**WHAT IS NEEDED**
Copy all the material that follows, keeping every character the same.

++++ GIVEN RECORDS

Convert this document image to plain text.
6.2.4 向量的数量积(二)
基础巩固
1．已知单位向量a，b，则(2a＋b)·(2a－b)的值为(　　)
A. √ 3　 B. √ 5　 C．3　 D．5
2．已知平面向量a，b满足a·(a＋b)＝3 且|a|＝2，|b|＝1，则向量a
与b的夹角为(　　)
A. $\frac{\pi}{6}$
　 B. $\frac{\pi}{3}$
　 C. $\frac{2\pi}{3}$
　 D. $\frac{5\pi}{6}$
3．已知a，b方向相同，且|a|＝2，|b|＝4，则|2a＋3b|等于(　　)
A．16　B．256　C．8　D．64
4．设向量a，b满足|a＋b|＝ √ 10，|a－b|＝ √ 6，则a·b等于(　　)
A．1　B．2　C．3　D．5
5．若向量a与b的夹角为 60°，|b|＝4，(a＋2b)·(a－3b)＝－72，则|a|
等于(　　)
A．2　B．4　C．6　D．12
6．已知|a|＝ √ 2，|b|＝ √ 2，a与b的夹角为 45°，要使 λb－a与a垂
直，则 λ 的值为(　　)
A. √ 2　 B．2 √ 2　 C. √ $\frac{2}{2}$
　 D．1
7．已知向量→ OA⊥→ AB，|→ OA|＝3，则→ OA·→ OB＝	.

++++++++

**SOLVED EXERCISE**
Convert this document image to plain text.
6.2.4 向量的数量积(二)
基础巩固
1．已知单位向量a，b，则(2a＋b)·(2a－b)的值为(　　)
A. √ 3　 B. √ 5　 C．3　 D．5
2．已知平面向量a，b满足a·(a＋b)＝3 且|a|＝2，|b|＝1，则向量a
与b的夹角为(　　)
A. $\frac{\pi}{6}$
　 B. $\frac{\pi}{3}$
　 C. $\frac{2\pi}{3}$
　 D. $\frac{5\pi}{6}$
3．已知a，b方向相同，且|a|＝2，|b|＝4，则|2a＋3b|等于(　　)
A．16　B．256　C．8　D．64
4．设向量a，b满足|a＋b|＝ √ 10，|a－b|＝ √ 6，则a·b等于(　　)
A．1　B．2　C．3　D．5
5．若向量a与b的夹角为 60°，|b|＝4，(a＋2b)·(a－3b)＝－72，则|a|
等于(　　)
A．2　B．4　C．6　D．12
6．已知|a|＝ √ 2，|b|＝ √ 2，a与b的夹角为 45°，要使 λb－a与a垂
直，则 λ 的值为(　　)
A. √ 2　 B．2 √ 2　 C. √ $\frac{2}{2}$
　 D．1
7．已知向量→ OA⊥→ AB，|→ OA|＝3，则→ OA·→ OB＝	.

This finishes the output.